:: Task data ::
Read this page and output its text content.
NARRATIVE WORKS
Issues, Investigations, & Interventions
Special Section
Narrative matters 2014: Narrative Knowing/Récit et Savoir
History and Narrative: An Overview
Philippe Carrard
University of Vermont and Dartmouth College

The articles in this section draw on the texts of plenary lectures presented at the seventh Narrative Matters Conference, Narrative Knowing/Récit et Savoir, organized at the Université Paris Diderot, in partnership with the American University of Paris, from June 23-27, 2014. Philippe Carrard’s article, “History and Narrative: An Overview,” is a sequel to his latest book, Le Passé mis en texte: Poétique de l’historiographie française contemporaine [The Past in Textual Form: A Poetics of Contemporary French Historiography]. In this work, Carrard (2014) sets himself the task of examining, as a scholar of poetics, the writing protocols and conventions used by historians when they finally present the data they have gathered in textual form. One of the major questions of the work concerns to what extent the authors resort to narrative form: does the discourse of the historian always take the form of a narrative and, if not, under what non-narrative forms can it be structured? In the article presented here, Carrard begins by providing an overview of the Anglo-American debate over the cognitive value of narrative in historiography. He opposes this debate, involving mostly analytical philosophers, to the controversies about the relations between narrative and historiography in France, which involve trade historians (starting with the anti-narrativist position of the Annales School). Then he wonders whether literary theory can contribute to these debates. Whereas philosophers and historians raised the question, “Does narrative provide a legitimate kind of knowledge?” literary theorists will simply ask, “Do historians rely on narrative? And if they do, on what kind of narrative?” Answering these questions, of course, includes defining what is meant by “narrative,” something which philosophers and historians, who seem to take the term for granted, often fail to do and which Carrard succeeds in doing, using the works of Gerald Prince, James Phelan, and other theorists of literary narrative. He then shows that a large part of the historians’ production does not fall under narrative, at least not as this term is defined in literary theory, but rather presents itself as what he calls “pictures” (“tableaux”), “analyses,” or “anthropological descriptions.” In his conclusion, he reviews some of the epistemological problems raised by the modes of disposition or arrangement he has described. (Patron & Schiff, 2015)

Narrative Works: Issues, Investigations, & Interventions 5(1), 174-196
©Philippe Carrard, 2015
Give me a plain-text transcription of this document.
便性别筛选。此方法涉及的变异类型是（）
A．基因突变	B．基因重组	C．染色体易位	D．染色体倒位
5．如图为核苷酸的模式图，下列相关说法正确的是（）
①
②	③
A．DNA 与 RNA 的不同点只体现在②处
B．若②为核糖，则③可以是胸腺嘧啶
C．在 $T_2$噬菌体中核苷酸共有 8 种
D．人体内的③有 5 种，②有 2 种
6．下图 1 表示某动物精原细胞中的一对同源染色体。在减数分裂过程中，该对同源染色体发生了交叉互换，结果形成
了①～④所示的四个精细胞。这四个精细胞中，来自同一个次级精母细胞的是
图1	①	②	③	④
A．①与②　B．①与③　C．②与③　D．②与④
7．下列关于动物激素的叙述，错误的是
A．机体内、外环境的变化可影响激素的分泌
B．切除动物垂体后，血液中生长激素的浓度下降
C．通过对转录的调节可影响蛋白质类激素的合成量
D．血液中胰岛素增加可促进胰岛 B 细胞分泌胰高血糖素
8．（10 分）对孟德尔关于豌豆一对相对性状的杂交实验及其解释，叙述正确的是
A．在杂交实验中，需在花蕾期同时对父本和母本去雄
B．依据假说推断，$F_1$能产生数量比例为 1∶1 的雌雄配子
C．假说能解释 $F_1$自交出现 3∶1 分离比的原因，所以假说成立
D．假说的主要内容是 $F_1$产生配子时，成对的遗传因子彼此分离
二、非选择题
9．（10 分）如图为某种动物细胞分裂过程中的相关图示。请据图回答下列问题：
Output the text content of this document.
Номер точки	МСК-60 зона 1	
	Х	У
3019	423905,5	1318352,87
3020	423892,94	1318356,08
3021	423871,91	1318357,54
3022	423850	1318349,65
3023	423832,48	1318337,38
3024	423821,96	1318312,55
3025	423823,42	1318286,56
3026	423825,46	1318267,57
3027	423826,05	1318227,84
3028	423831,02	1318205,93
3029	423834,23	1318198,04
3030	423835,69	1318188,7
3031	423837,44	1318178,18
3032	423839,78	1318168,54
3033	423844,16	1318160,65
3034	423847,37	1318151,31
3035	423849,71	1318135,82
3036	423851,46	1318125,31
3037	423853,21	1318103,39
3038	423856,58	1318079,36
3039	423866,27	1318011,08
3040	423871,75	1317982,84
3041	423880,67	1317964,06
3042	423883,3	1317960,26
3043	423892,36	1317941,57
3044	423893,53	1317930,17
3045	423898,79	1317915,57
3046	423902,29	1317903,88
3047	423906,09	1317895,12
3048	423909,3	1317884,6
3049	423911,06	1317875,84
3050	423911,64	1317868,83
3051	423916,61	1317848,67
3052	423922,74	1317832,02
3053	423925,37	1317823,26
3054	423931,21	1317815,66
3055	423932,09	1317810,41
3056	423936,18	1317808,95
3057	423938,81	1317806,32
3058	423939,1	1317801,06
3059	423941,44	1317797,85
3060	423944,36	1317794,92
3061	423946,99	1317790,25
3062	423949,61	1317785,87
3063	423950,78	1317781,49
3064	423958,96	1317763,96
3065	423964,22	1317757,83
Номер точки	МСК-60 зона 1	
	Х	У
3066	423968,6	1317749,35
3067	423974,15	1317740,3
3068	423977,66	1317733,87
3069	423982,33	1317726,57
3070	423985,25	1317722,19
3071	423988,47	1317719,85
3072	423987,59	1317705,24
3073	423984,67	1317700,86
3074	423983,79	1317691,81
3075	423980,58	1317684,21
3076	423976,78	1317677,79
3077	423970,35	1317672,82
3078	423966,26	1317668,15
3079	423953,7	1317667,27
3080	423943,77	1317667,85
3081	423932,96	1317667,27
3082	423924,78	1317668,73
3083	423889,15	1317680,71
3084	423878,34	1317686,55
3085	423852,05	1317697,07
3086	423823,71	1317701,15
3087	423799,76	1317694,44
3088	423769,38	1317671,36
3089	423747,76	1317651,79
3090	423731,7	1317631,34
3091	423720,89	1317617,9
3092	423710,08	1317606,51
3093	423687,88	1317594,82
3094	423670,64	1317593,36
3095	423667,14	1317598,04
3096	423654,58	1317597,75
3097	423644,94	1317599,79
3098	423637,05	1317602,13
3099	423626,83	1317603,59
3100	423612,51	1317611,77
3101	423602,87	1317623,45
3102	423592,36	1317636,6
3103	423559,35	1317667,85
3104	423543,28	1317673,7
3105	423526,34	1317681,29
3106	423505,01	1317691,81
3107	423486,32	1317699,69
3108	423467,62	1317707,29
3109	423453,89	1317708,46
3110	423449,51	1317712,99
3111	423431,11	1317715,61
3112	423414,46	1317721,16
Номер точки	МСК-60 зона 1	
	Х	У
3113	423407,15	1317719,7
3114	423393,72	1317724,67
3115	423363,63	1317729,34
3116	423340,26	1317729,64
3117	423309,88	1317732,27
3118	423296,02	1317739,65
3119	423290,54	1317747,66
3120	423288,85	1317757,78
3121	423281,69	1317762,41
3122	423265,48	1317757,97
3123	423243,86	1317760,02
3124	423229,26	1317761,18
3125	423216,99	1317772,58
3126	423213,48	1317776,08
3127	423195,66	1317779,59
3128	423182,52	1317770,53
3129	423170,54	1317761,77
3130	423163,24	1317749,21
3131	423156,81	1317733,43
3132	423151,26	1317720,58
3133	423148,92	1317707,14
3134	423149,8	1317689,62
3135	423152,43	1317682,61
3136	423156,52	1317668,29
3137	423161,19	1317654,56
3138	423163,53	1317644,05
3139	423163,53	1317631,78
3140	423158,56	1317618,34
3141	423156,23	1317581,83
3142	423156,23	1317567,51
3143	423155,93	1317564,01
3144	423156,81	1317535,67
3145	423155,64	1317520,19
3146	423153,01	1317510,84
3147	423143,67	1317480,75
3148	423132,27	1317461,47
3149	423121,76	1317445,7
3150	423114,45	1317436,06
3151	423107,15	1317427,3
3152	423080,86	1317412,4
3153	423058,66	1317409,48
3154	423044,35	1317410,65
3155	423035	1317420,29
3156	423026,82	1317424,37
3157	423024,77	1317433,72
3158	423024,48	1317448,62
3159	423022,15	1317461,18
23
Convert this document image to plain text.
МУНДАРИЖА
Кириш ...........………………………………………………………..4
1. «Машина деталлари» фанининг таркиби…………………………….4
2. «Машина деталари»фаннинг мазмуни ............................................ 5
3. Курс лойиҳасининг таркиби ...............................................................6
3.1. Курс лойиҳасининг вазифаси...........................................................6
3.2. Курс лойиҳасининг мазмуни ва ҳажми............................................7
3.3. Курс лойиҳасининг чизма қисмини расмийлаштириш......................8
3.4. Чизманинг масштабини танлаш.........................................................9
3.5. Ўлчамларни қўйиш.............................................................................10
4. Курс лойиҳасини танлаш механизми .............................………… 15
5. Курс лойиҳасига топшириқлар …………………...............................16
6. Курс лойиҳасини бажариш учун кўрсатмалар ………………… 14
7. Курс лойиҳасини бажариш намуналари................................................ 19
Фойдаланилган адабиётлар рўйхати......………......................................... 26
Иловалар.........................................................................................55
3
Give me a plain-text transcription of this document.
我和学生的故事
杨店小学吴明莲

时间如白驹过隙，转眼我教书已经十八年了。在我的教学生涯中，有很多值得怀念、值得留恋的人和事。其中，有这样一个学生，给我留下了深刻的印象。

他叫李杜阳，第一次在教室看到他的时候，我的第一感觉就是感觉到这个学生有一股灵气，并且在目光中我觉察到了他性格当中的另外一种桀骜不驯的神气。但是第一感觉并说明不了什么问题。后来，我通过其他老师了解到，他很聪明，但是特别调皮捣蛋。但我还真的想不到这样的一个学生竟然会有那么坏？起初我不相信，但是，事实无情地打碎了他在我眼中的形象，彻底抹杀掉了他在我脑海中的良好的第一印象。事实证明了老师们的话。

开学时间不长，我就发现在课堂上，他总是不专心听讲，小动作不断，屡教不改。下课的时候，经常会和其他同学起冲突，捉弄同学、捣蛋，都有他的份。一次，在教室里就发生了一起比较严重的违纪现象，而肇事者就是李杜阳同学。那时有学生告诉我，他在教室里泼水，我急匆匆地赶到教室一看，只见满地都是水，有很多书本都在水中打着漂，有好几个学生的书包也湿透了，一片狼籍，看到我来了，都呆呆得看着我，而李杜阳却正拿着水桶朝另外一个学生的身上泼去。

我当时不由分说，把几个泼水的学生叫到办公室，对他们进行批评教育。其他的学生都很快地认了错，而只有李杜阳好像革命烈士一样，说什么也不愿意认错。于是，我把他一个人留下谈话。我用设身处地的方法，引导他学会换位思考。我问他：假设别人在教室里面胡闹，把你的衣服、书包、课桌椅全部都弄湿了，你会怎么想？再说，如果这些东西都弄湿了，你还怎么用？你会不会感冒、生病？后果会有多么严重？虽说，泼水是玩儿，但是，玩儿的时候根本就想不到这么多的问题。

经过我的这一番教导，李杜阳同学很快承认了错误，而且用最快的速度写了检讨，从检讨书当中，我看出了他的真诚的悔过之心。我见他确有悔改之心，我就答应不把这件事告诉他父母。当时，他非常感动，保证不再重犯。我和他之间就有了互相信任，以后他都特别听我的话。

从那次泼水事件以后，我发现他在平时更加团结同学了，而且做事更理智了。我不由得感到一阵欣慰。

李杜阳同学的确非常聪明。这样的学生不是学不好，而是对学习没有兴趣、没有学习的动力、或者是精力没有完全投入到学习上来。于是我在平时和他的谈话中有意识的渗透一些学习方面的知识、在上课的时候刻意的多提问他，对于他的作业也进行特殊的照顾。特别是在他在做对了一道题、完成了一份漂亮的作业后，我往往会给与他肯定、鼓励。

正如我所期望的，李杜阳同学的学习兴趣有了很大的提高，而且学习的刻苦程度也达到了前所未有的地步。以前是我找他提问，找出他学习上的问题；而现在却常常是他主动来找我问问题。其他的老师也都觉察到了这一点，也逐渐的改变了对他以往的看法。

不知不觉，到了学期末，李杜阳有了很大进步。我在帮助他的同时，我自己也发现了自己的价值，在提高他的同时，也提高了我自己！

:: Exercise aim ::
Identify all lines where the word "мазмуни" shows up. Copy them.

:: Result for this task ::
2. «Машина деталари»фаннинг мазмуни ............................................ 5
3.2. Курс лойиҳасининг мазмуни ва ҳажми............................................7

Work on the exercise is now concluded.